— Set task —
Please rewrite the paragraph of the charter school text that begins "Another serious problem with a moratorium" as a short bulleted list that keeps its main facts.

— Text provided —
Another serious problem with a moratorium is the harm it would do to school
choice and educational innovation in general. The A&M report was focused
specifically on charter schools, but its flawed logic could be and has been
aimed at non-charter focus schools and all open enrollment. With fully 30
percent of students in the BVSD currently open-enrolled, it is clear that
charter schools are but one of the many factors which cause year-to-year
enrollment changes at surrounding schools, and they are a relatively minor
one at that.
The bottom line in all of this is that parents make enrollment choices based
on what is best for their children, rather than on what is convenient or
efficient for public school administrators. Public charter schools in the
BVSD compose a small fraction of open-enrolled students, and a very small
fraction of total enrollment.
Additionally, student enrollment in charters has been well established for
years and subject to caps. How long can BVSD's administrators claim they
are still adapting district operations to the fact of open enrollment and
the small portion that constitutes charter school enrollment?
Apparently, as long as we are willing to believe them.
Tom Mahowald and John Jacus are members of the Summit Middle Charter School
board of directors.
Round 5: Boulder's Daily Camera Questions District's
Logic
Time Out? Not Now
Editorial by Boulder Daily Camera Staff
May 19, 2002
The proposed moratorium on new charter schools in the Boulder Valley School
District is a response to real problems but it's a needless and
misdirected response.

— Dataset rows —
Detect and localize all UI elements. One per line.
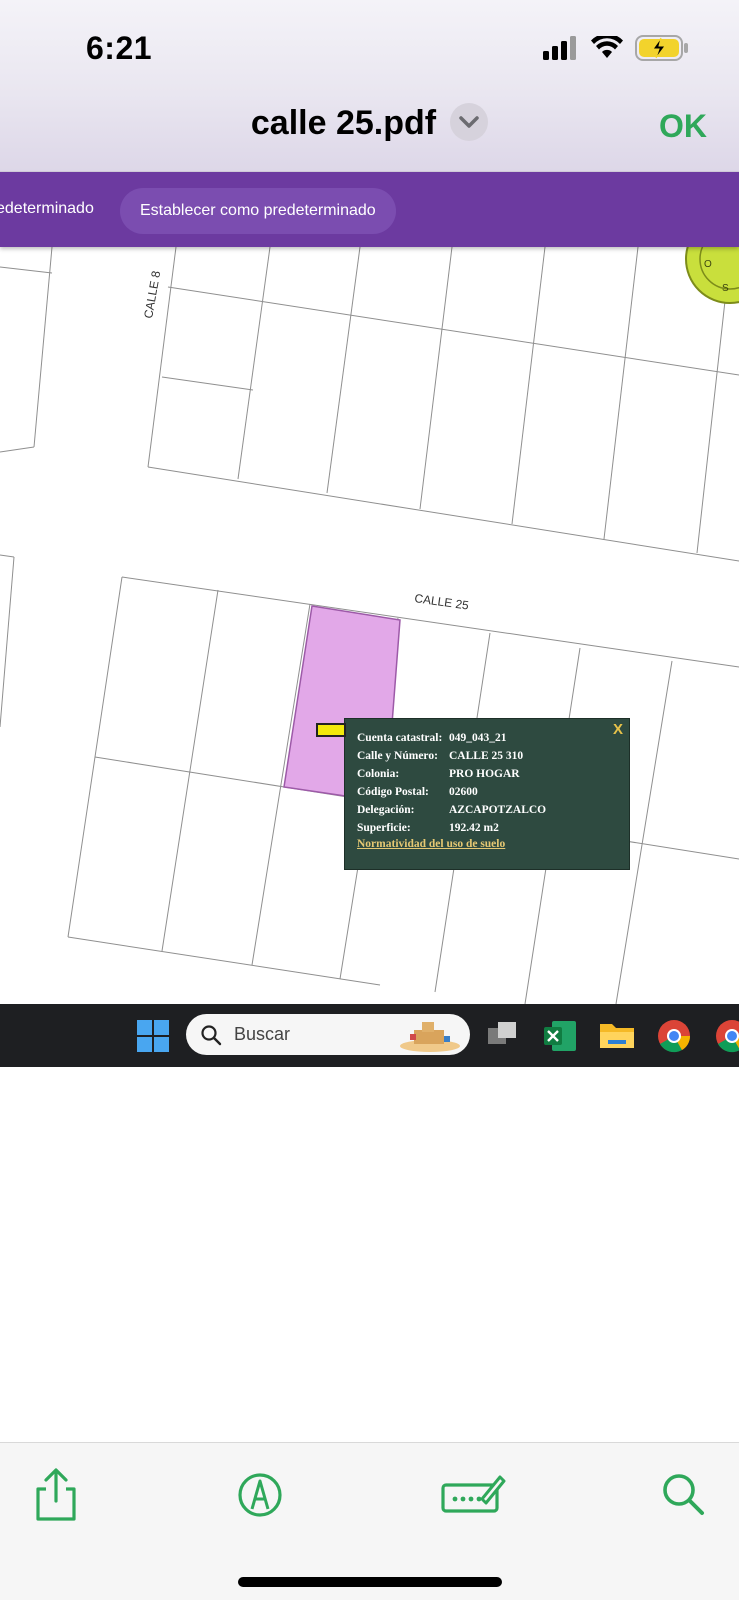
info-value: 049_043_21 [449, 732, 507, 744]
taskbar-search[interactable]: Buscar [186, 1014, 470, 1055]
info-value: 02600 [449, 786, 478, 798]
compass-rose-icon: S O [685, 247, 739, 304]
browser-banner: edeterminado Establecer como predetermin… [0, 172, 739, 247]
top-chrome: 6:21 calle 25.pdf OK [0, 0, 739, 172]
signal-icon [543, 36, 576, 60]
excel-icon[interactable] [542, 1018, 578, 1054]
street-label-calle-25: CALLE 25 [414, 591, 470, 613]
banner-left-text: edeterminado [0, 200, 94, 217]
markup-icon[interactable] [230, 1465, 290, 1525]
info-row: Superficie: 192.42 m2 [357, 819, 629, 837]
search-icon[interactable] [654, 1465, 714, 1525]
street-label-calle-8: CALLE 8 [141, 269, 163, 319]
chrome-icon-2[interactable] [714, 1018, 739, 1054]
info-key: Delegación: [357, 804, 415, 816]
file-explorer-icon[interactable] [598, 1018, 636, 1052]
done-button[interactable]: OK [659, 108, 707, 145]
document-title: calle 25.pdf [250, 104, 437, 142]
info-row: Calle y Número: CALLE 25 310 [357, 747, 629, 765]
bottom-toolbar [0, 1442, 739, 1600]
chevron-down-icon [459, 115, 479, 128]
info-row: Código Postal: 02600 [357, 783, 629, 801]
land-use-link[interactable]: Normatividad del uso de suelo [357, 838, 629, 850]
windows-taskbar: Buscar [0, 1004, 739, 1067]
wifi-icon [591, 36, 623, 58]
windows-start-icon[interactable] [137, 1020, 169, 1052]
info-key: Calle y Número: [357, 750, 438, 762]
share-icon[interactable] [26, 1465, 86, 1525]
signature-icon[interactable] [440, 1465, 506, 1525]
info-row: Delegación: AZCAPOTZALCO [357, 801, 629, 819]
info-value: PRO HOGAR [449, 768, 520, 780]
parcel-info-popup: X Cuenta catastral: 049_043_21 Calle y N… [344, 718, 630, 870]
info-value: CALLE 25 310 [449, 750, 524, 762]
info-key: Colonia: [357, 768, 400, 780]
battery-charging-icon [635, 35, 688, 61]
chrome-icon[interactable] [656, 1018, 692, 1054]
search-icon [201, 1024, 222, 1045]
taskbar-search-label: Buscar [234, 1024, 291, 1044]
sandcastle-icon [400, 1022, 460, 1052]
parcel-marker-icon[interactable] [316, 723, 346, 737]
task-view-icon[interactable] [486, 1018, 520, 1052]
info-value: 192.42 m2 [449, 822, 499, 834]
svg-text:O: O [704, 259, 712, 270]
info-row: Colonia: PRO HOGAR [357, 765, 629, 783]
info-key: Cuenta catastral: [357, 732, 443, 744]
close-popup-button[interactable]: X [613, 721, 623, 738]
nav-title-area: calle 25.pdf [0, 102, 739, 143]
pdf-page[interactable]: edeterminado Establecer como predetermin… [0, 172, 739, 1067]
cadastral-map: CALLE 8 CALLE 25 S O [0, 247, 739, 1004]
home-indicator[interactable] [238, 1577, 502, 1587]
set-default-button[interactable]: Establecer como predeterminado [120, 188, 396, 234]
svg-text:S: S [722, 283, 729, 294]
status-icons [543, 34, 689, 62]
info-key: Código Postal: [357, 786, 429, 798]
info-value: AZCAPOTZALCO [449, 804, 547, 816]
status-time: 6:21 [86, 30, 153, 66]
info-key: Superficie: [357, 822, 411, 834]
title-menu-button[interactable] [450, 102, 489, 141]
info-row: Cuenta catastral: 049_043_21 [357, 729, 629, 747]
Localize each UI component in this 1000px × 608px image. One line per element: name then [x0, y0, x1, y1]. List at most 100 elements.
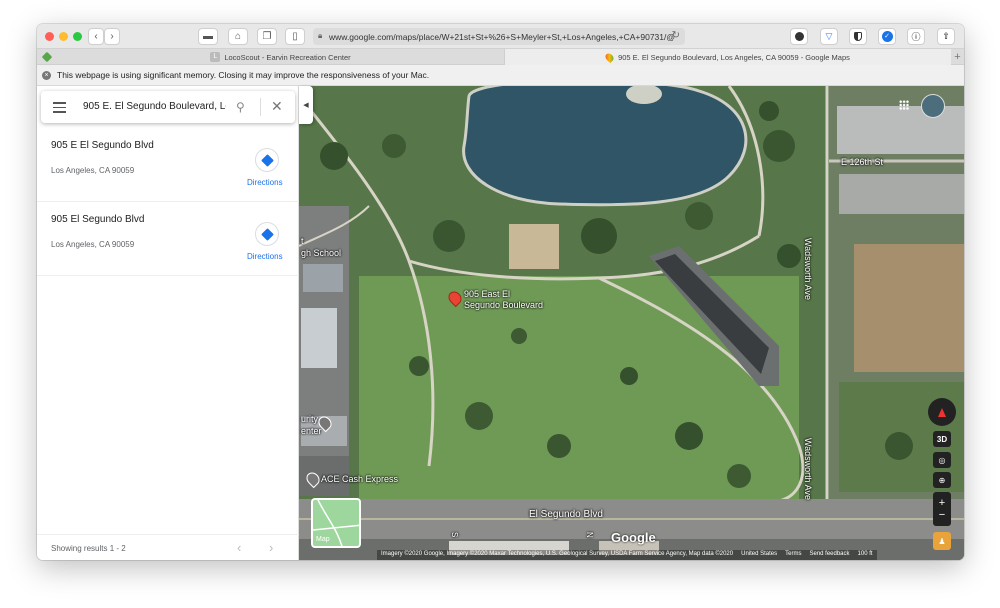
print-button[interactable]: ▬ [198, 28, 218, 45]
result-title[interactable]: 905 E El Segundo Blvd [51, 140, 154, 151]
warning-text: This webpage is using significant memory… [57, 70, 430, 80]
street-label-e126: E 126th St [841, 157, 884, 167]
results-footer: Showing results 1 - 2 ‹ › [37, 534, 299, 560]
tab-bar: L LocoScout - Earvin Recreation Center 9… [37, 49, 964, 65]
satellite-map[interactable]: E 126th St Wadsworth Ave Wadsworth Ave E… [299, 86, 964, 560]
search-input[interactable]: 905 E. El Segundo Boulevard, Los [83, 101, 226, 112]
back-button[interactable]: ‹ [88, 28, 104, 45]
browser-window: ‹ › ▬ ⌂ ❐ ▯ 🔒︎ www.google.com/maps/place… [37, 24, 964, 560]
next-page-icon[interactable]: › [269, 540, 273, 555]
share-icon: ⇧ [942, 31, 950, 41]
sidebar-button[interactable]: ▯ [285, 28, 305, 45]
pin-label-1: 905 East El [464, 289, 511, 299]
zoom-window-button[interactable] [73, 32, 82, 41]
place-label-ace[interactable]: ACE Cash Express [321, 474, 398, 484]
extension-privacy-button[interactable] [849, 28, 867, 45]
home-icon: ⌂ [234, 31, 242, 42]
zoom-out-button[interactable]: − [939, 509, 945, 521]
previous-page-icon[interactable]: ‹ [237, 540, 241, 555]
imagery-credit: Imagery ©2020 Google, Imagery ©2020 Maxa… [381, 551, 734, 557]
feedback-link[interactable]: Send feedback [809, 551, 849, 559]
place-label-school-1: t [301, 236, 304, 246]
place-label-security-2: enter [301, 426, 322, 436]
tab-locoscout[interactable]: L LocoScout - Earvin Recreation Center [57, 49, 504, 65]
extension-check-button[interactable]: ✓ [878, 28, 896, 45]
directions-link[interactable]: Directions [247, 252, 283, 261]
tab-favicon: L [210, 52, 221, 62]
country-link[interactable]: United States [741, 551, 777, 559]
google-logo: Google [611, 530, 656, 545]
chevron-right-icon: › [110, 31, 114, 42]
scale-bar[interactable]: 100 ft [858, 551, 873, 559]
memory-warning-banner: × This webpage is using significant memo… [37, 65, 964, 86]
minimize-window-button[interactable] [59, 32, 68, 41]
layer-toggle-minimap[interactable]: Map [311, 498, 361, 548]
forward-button[interactable]: › [104, 28, 120, 45]
street-label-wadsworth-top: Wadsworth Ave [803, 238, 813, 301]
place-label-school-2: gh School [301, 248, 342, 258]
downloads-button[interactable] [790, 28, 808, 45]
copy-icon: ❐ [262, 31, 272, 42]
tab-label: LocoScout - Earvin Recreation Center [224, 52, 351, 62]
results-panel: 905 E. El Segundo Boulevard, Los ⚲ ✕ 905… [37, 86, 299, 560]
avatar[interactable] [921, 94, 945, 118]
my-location-icon[interactable]: ⊕ [933, 472, 951, 488]
half-shield-icon [854, 32, 862, 41]
3d-toggle-button[interactable]: 3D [933, 431, 951, 447]
street-label-s: S [450, 532, 459, 538]
search-box: 905 E. El Segundo Boulevard, Los ⚲ ✕ [41, 91, 295, 123]
printer-icon: ▬ [203, 31, 213, 42]
browser-toolbar: ‹ › ▬ ⌂ ❐ ▯ 🔒︎ www.google.com/maps/place… [37, 24, 964, 49]
tab-google-maps[interactable]: 905 E. El Segundo Boulevard, Los Angeles… [504, 49, 951, 65]
address-bar[interactable]: 🔒︎ www.google.com/maps/place/W+21st+St+%… [313, 28, 685, 45]
directions-link[interactable]: Directions [247, 178, 283, 187]
lock-icon: 🔒︎ [318, 31, 323, 40]
map-attribution: Imagery ©2020 Google, Imagery ©2020 Maxa… [377, 550, 877, 560]
shield-icon: ▽ [825, 31, 833, 41]
globe-icon[interactable]: ◎ [933, 452, 951, 468]
pin-label-2: Segundo Boulevard [464, 300, 544, 310]
check-icon: ✓ [881, 31, 893, 42]
extension-shield-button[interactable]: ▽ [820, 28, 838, 45]
clear-search-icon[interactable]: ✕ [271, 98, 283, 115]
tab-bar-extension-icon[interactable] [41, 51, 53, 63]
reload-icon[interactable]: ↻ [672, 30, 680, 41]
chevron-left-icon: ‹ [94, 31, 98, 42]
search-icon[interactable]: ⚲ [236, 100, 245, 114]
compass-icon[interactable] [928, 398, 956, 426]
hamburger-menu-icon[interactable] [53, 102, 66, 113]
directions-icon[interactable] [255, 148, 279, 172]
sidebar-icon: ▯ [292, 31, 298, 42]
directions-icon[interactable] [255, 222, 279, 246]
apps-grid-icon[interactable] [899, 100, 909, 110]
close-window-button[interactable] [45, 32, 54, 41]
result-item[interactable]: 905 El Segundo Blvd Los Angeles, CA 9005… [37, 202, 299, 276]
terms-link[interactable]: Terms [785, 551, 801, 559]
zoom-controls: + − [933, 492, 951, 526]
close-banner-icon[interactable]: × [42, 71, 51, 80]
caret-left-icon: ◀ [303, 102, 309, 109]
result-address: Los Angeles, CA 90059 [51, 166, 135, 175]
result-title[interactable]: 905 El Segundo Blvd [51, 214, 144, 225]
result-address: Los Angeles, CA 90059 [51, 240, 135, 249]
download-icon [794, 32, 804, 41]
info-icon: ⓘ [911, 32, 921, 42]
result-item[interactable]: 905 E El Segundo Blvd Los Angeles, CA 90… [37, 128, 299, 202]
tab-overview-button[interactable]: ❐ [257, 28, 277, 45]
collapse-panel-button[interactable]: ◀ [299, 86, 313, 124]
pegman-icon[interactable]: ♟ [933, 532, 951, 550]
url-text: www.google.com/maps/place/W+21st+St+%26+… [329, 31, 675, 42]
new-tab-button[interactable]: + [951, 49, 964, 65]
place-label-security-1: urity [301, 414, 319, 424]
results-count: Showing results 1 - 2 [51, 544, 126, 553]
street-label-n: N [585, 532, 594, 538]
street-label-wadsworth-bottom: Wadsworth Ave [803, 438, 813, 501]
maps-pin-icon [603, 51, 616, 63]
street-label-el-segundo: El Segundo Blvd [529, 509, 603, 520]
home-button[interactable]: ⌂ [228, 28, 248, 45]
search-divider [260, 98, 261, 116]
zoom-in-button[interactable]: + [939, 497, 945, 509]
share-button[interactable]: ⇧ [937, 28, 955, 45]
info-button[interactable]: ⓘ [907, 28, 925, 45]
tab-label: 905 E. El Segundo Boulevard, Los Angeles… [618, 52, 850, 62]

— Final result —
- A moratorium would harm school choice and educational innovation generally.
- The A&M report focused on charter schools, but its flawed logic can be, and has been, aimed at non-charter focus schools and all open enrollment.
- With 30 percent of BVSD students currently open-enrolled, charter schools are only one of many factors behind year-to-year enrollment changes at surrounding schools, and a relatively minor one.